TASK DETAILS: Output every entry exactly as written, skipping any pictures.

* BEGIN DATA FOR PROCESSING *

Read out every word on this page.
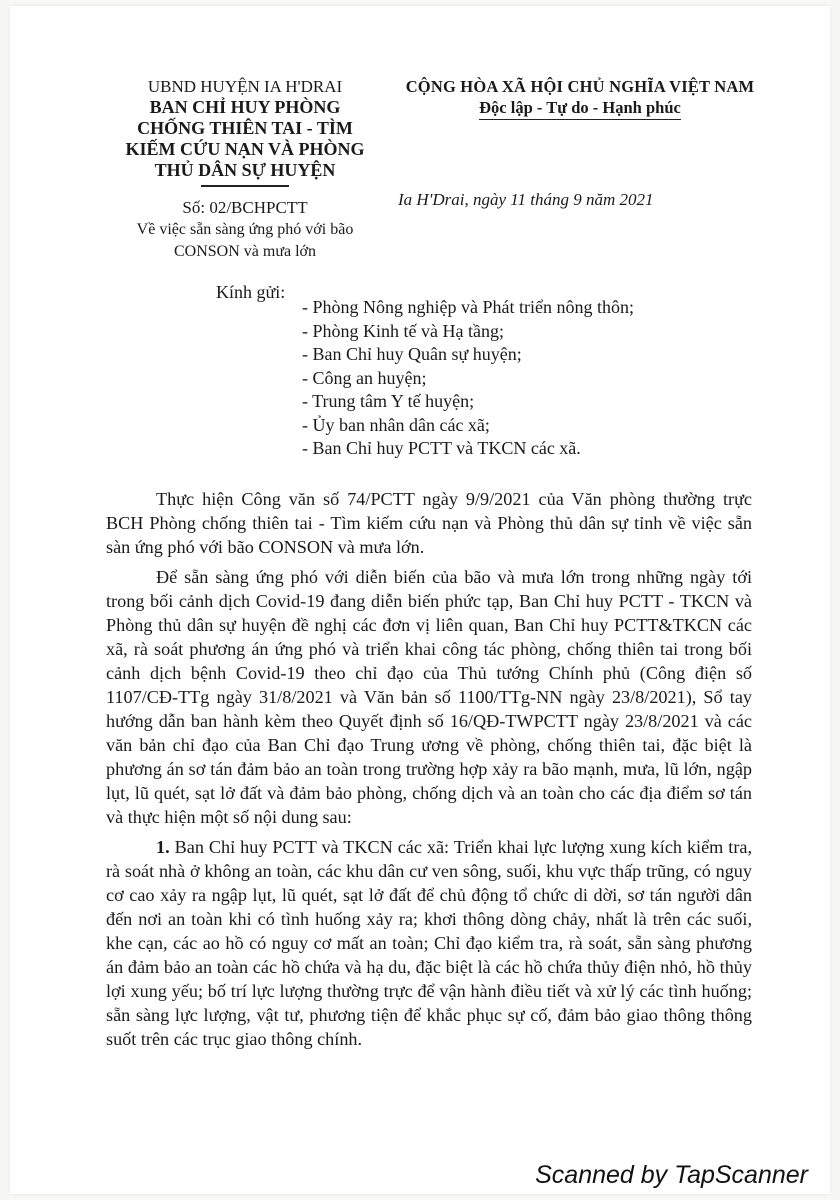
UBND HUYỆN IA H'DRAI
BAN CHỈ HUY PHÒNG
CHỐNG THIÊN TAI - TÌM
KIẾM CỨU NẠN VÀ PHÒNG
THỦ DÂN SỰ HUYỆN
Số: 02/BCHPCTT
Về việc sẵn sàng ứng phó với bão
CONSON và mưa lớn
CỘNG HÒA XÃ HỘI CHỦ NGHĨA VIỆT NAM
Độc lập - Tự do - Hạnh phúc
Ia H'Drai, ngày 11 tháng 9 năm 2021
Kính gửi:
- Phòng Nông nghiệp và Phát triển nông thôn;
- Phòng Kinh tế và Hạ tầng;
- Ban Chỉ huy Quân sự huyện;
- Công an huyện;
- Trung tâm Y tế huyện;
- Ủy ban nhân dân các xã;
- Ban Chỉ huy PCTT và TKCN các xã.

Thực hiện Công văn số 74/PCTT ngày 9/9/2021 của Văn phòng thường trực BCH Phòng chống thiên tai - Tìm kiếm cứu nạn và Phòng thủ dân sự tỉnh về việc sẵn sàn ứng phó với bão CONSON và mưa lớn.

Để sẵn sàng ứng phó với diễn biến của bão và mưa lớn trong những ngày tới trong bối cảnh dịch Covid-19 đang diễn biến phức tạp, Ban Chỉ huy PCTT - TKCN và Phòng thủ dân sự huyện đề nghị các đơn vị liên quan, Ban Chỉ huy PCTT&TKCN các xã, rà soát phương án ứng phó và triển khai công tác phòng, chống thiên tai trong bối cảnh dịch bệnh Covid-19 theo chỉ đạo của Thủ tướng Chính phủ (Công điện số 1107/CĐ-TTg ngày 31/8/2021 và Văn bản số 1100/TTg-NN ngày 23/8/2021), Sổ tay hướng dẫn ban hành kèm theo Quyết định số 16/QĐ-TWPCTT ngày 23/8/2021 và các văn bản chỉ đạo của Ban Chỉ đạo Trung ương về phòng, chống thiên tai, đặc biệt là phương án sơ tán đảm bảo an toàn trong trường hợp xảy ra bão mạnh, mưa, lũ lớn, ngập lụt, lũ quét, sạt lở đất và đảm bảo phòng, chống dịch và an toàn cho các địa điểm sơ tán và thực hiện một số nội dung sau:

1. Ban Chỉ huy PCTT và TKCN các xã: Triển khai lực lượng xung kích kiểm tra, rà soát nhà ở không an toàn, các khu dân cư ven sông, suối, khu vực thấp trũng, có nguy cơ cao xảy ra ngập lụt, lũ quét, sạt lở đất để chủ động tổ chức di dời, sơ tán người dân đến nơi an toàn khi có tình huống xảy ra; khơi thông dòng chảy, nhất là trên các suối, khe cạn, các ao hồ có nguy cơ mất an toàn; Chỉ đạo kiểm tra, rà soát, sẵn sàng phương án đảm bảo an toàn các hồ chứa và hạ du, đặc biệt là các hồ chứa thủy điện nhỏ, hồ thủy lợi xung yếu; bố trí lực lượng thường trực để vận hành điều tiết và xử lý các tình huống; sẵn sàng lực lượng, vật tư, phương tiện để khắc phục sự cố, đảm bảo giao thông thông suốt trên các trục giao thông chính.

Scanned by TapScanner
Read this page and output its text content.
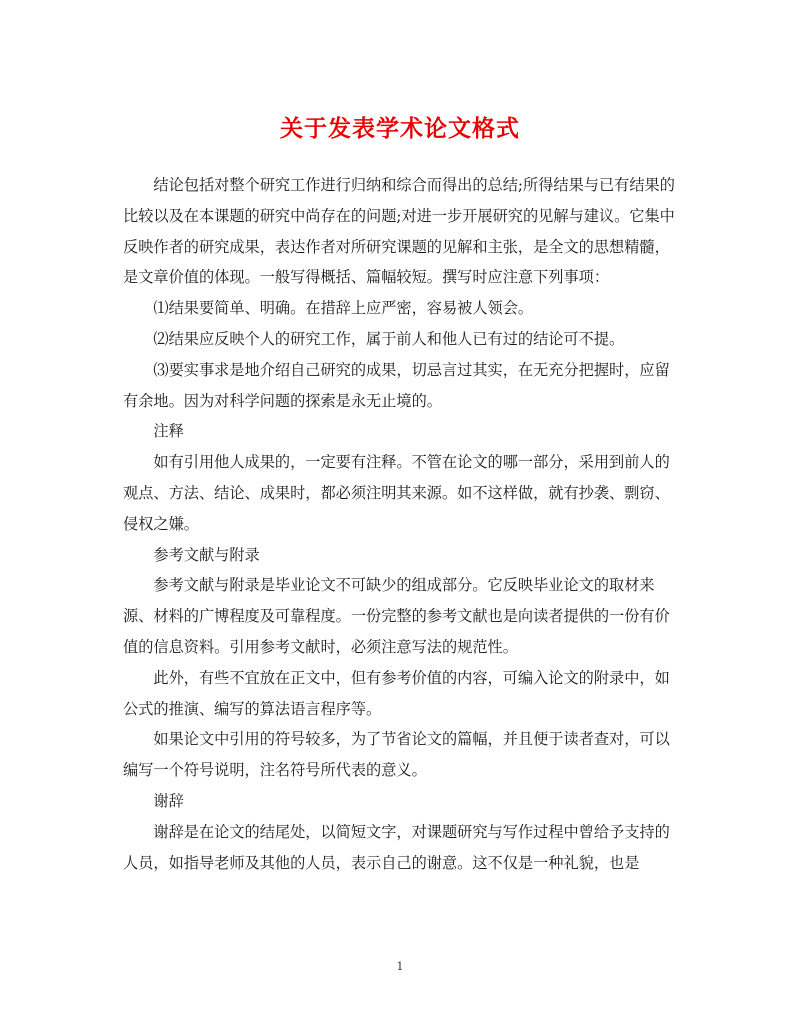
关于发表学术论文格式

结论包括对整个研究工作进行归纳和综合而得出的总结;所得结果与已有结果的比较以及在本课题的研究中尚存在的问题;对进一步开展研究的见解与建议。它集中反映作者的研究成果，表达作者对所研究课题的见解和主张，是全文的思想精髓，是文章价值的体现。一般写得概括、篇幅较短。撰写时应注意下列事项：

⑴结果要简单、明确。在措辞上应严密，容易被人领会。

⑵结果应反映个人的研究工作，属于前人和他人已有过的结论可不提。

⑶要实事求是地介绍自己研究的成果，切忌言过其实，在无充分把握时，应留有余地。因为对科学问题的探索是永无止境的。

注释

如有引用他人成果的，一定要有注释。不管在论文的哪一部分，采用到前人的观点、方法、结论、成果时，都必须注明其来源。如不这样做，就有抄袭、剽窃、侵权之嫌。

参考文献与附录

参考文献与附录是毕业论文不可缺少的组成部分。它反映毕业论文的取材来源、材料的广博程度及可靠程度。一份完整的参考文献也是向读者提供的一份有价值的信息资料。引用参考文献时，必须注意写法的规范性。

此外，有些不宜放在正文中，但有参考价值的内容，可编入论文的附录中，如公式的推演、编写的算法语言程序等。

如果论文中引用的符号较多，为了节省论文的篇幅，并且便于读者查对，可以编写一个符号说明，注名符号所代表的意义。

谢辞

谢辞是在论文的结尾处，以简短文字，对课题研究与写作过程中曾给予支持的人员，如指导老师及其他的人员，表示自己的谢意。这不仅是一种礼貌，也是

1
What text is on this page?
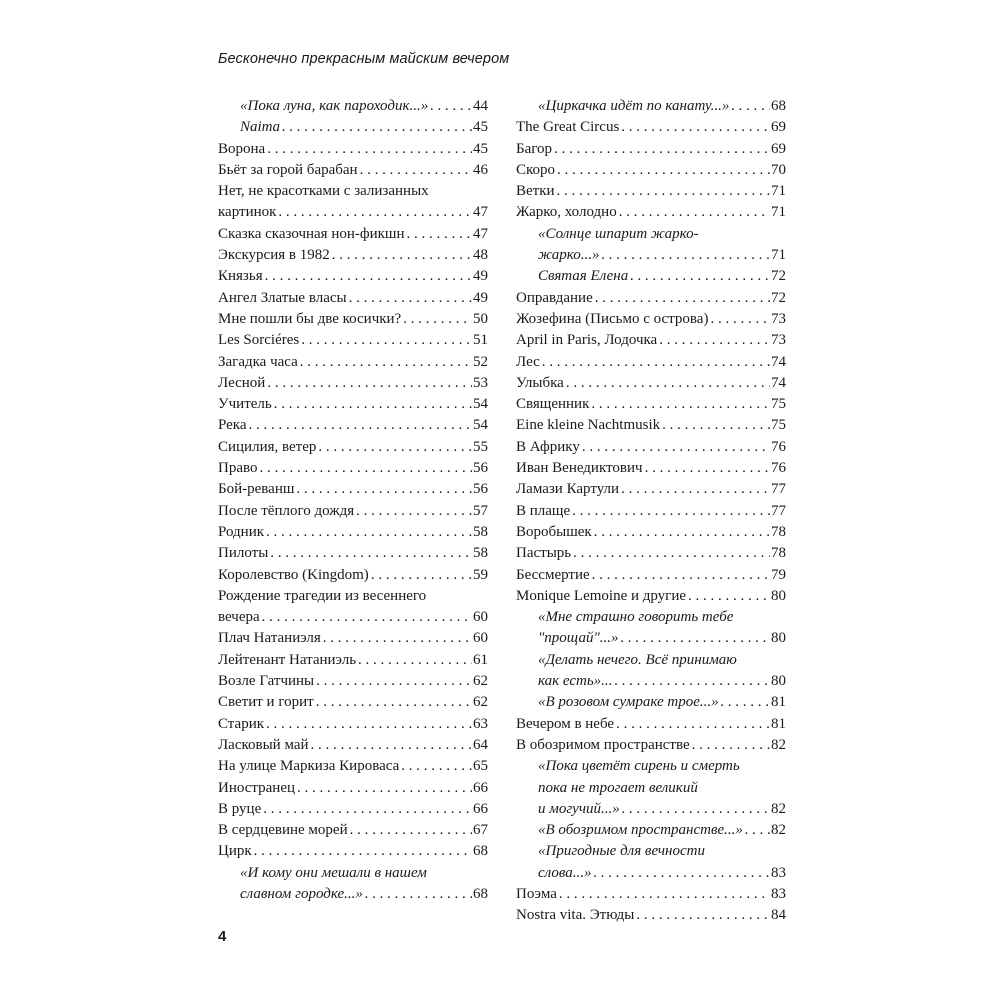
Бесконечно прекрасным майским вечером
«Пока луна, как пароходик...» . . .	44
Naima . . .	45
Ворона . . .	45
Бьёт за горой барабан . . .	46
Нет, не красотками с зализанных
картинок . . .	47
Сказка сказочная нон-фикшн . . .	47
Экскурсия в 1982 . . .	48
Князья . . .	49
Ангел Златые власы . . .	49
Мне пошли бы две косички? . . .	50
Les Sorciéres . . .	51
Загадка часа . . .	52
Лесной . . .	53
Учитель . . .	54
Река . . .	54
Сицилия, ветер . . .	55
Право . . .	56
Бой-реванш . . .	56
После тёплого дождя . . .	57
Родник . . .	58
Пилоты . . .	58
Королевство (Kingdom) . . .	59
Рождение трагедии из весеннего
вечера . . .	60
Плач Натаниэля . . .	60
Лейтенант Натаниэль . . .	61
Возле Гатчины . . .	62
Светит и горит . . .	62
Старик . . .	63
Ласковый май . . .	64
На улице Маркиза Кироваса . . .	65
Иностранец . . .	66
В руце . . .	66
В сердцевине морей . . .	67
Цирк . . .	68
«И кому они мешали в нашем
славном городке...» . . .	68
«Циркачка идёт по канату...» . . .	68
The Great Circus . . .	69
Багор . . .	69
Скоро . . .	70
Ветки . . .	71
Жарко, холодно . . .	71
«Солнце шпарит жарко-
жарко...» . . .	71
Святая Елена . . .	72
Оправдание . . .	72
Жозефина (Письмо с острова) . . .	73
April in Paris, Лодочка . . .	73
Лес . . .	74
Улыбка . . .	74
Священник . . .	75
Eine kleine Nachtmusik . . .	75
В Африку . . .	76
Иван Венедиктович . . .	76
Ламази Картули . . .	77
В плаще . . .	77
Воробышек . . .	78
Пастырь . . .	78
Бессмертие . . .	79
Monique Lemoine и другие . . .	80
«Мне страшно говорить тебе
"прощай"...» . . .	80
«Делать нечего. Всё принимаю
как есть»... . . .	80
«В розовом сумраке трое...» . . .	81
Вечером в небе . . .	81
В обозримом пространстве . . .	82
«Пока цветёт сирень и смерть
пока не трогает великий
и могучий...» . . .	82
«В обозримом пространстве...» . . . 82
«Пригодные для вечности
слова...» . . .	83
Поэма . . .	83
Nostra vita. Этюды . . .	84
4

* END DATA FOR PROCESSING *

SOLVED PROBLEM:
Read out every word on this page.
UBND HUYỆN IA H'DRAI
BAN CHỈ HUY PHÒNG
CHỐNG THIÊN TAI - TÌM
KIẾM CỨU NẠN VÀ PHÒNG
THỦ DÂN SỰ HUYỆN
Số: 02/BCHPCTT
Về việc sẵn sàng ứng phó với bão
CONSON và mưa lớn
CỘNG HÒA XÃ HỘI CHỦ NGHĨA VIỆT NAM
Độc lập - Tự do - Hạnh phúc
Ia H'Drai, ngày 11 tháng 9 năm 2021
Kính gửi:
- Phòng Nông nghiệp và Phát triển nông thôn;
- Phòng Kinh tế và Hạ tầng;
- Ban Chỉ huy Quân sự huyện;
- Công an huyện;
- Trung tâm Y tế huyện;
- Ủy ban nhân dân các xã;
- Ban Chỉ huy PCTT và TKCN các xã.

Thực hiện Công văn số 74/PCTT ngày 9/9/2021 của Văn phòng thường trực BCH Phòng chống thiên tai - Tìm kiếm cứu nạn và Phòng thủ dân sự tỉnh về việc sẵn sàn ứng phó với bão CONSON và mưa lớn.

Để sẵn sàng ứng phó với diễn biến của bão và mưa lớn trong những ngày tới trong bối cảnh dịch Covid-19 đang diễn biến phức tạp, Ban Chỉ huy PCTT - TKCN và Phòng thủ dân sự huyện đề nghị các đơn vị liên quan, Ban Chỉ huy PCTT&TKCN các xã, rà soát phương án ứng phó và triển khai công tác phòng, chống thiên tai trong bối cảnh dịch bệnh Covid-19 theo chỉ đạo của Thủ tướng Chính phủ (Công điện số 1107/CĐ-TTg ngày 31/8/2021 và Văn bản số 1100/TTg-NN ngày 23/8/2021), Sổ tay hướng dẫn ban hành kèm theo Quyết định số 16/QĐ-TWPCTT ngày 23/8/2021 và các văn bản chỉ đạo của Ban Chỉ đạo Trung ương về phòng, chống thiên tai, đặc biệt là phương án sơ tán đảm bảo an toàn trong trường hợp xảy ra bão mạnh, mưa, lũ lớn, ngập lụt, lũ quét, sạt lở đất và đảm bảo phòng, chống dịch và an toàn cho các địa điểm sơ tán và thực hiện một số nội dung sau:

1. Ban Chỉ huy PCTT và TKCN các xã: Triển khai lực lượng xung kích kiểm tra, rà soát nhà ở không an toàn, các khu dân cư ven sông, suối, khu vực thấp trũng, có nguy cơ cao xảy ra ngập lụt, lũ quét, sạt lở đất để chủ động tổ chức di dời, sơ tán người dân đến nơi an toàn khi có tình huống xảy ra; khơi thông dòng chảy, nhất là trên các suối, khe cạn, các ao hồ có nguy cơ mất an toàn; Chỉ đạo kiểm tra, rà soát, sẵn sàng phương án đảm bảo an toàn các hồ chứa và hạ du, đặc biệt là các hồ chứa thủy điện nhỏ, hồ thủy lợi xung yếu; bố trí lực lượng thường trực để vận hành điều tiết và xử lý các tình huống; sẵn sàng lực lượng, vật tư, phương tiện để khắc phục sự cố, đảm bảo giao thông thông suốt trên các trục giao thông chính.

Scanned by TapScanner
Read this page and output its text content.
关于发表学术论文格式

结论包括对整个研究工作进行归纳和综合而得出的总结;所得结果与已有结果的比较以及在本课题的研究中尚存在的问题;对进一步开展研究的见解与建议。它集中反映作者的研究成果，表达作者对所研究课题的见解和主张，是全文的思想精髓，是文章价值的体现。一般写得概括、篇幅较短。撰写时应注意下列事项：

⑴结果要简单、明确。在措辞上应严密，容易被人领会。

⑵结果应反映个人的研究工作，属于前人和他人已有过的结论可不提。

⑶要实事求是地介绍自己研究的成果，切忌言过其实，在无充分把握时，应留有余地。因为对科学问题的探索是永无止境的。

注释

如有引用他人成果的，一定要有注释。不管在论文的哪一部分，采用到前人的观点、方法、结论、成果时，都必须注明其来源。如不这样做，就有抄袭、剽窃、侵权之嫌。

参考文献与附录

参考文献与附录是毕业论文不可缺少的组成部分。它反映毕业论文的取材来源、材料的广博程度及可靠程度。一份完整的参考文献也是向读者提供的一份有价值的信息资料。引用参考文献时，必须注意写法的规范性。

此外，有些不宜放在正文中，但有参考价值的内容，可编入论文的附录中，如公式的推演、编写的算法语言程序等。

如果论文中引用的符号较多，为了节省论文的篇幅，并且便于读者查对，可以编写一个符号说明，注名符号所代表的意义。

谢辞

谢辞是在论文的结尾处，以简短文字，对课题研究与写作过程中曾给予支持的人员，如指导老师及其他的人员，表示自己的谢意。这不仅是一种礼貌，也是

1
What text is on this page?
Бесконечно прекрасным майским вечером
«Пока луна, как пароходик...» . . .	44
Naima . . .	45
Ворона . . .	45
Бьёт за горой барабан . . .	46
Нет, не красотками с зализанных
картинок . . .	47
Сказка сказочная нон-фикшн . . .	47
Экскурсия в 1982 . . .	48
Князья . . .	49
Ангел Златые власы . . .	49
Мне пошли бы две косички? . . .	50
Les Sorciéres . . .	51
Загадка часа . . .	52
Лесной . . .	53
Учитель . . .	54
Река . . .	54
Сицилия, ветер . . .	55
Право . . .	56
Бой-реванш . . .	56
После тёплого дождя . . .	57
Родник . . .	58
Пилоты . . .	58
Королевство (Kingdom) . . .	59
Рождение трагедии из весеннего
вечера . . .	60
Плач Натаниэля . . .	60
Лейтенант Натаниэль . . .	61
Возле Гатчины . . .	62
Светит и горит . . .	62
Старик . . .	63
Ласковый май . . .	64
На улице Маркиза Кироваса . . .	65
Иностранец . . .	66
В руце . . .	66
В сердцевине морей . . .	67
Цирк . . .	68
«И кому они мешали в нашем
славном городке...» . . .	68
«Циркачка идёт по канату...» . . .	68
The Great Circus . . .	69
Багор . . .	69
Скоро . . .	70
Ветки . . .	71
Жарко, холодно . . .	71
«Солнце шпарит жарко-
жарко...» . . .	71
Святая Елена . . .	72
Оправдание . . .	72
Жозефина (Письмо с острова) . . .	73
April in Paris, Лодочка . . .	73
Лес . . .	74
Улыбка . . .	74
Священник . . .	75
Eine kleine Nachtmusik . . .	75
В Африку . . .	76
Иван Венедиктович . . .	76
Ламази Картули . . .	77
В плаще . . .	77
Воробышек . . .	78
Пастырь . . .	78
Бессмертие . . .	79
Monique Lemoine и другие . . .	80
«Мне страшно говорить тебе
"прощай"...» . . .	80
«Делать нечего. Всё принимаю
как есть»... . . .	80
«В розовом сумраке трое...» . . .	81
Вечером в небе . . .	81
В обозримом пространстве . . .	82
«Пока цветёт сирень и смерть
пока не трогает великий
и могучий...» . . .	82
«В обозримом пространстве...» . . . 82
«Пригодные для вечности
слова...» . . .	83
Поэма . . .	83
Nostra vita. Этюды . . .	84
4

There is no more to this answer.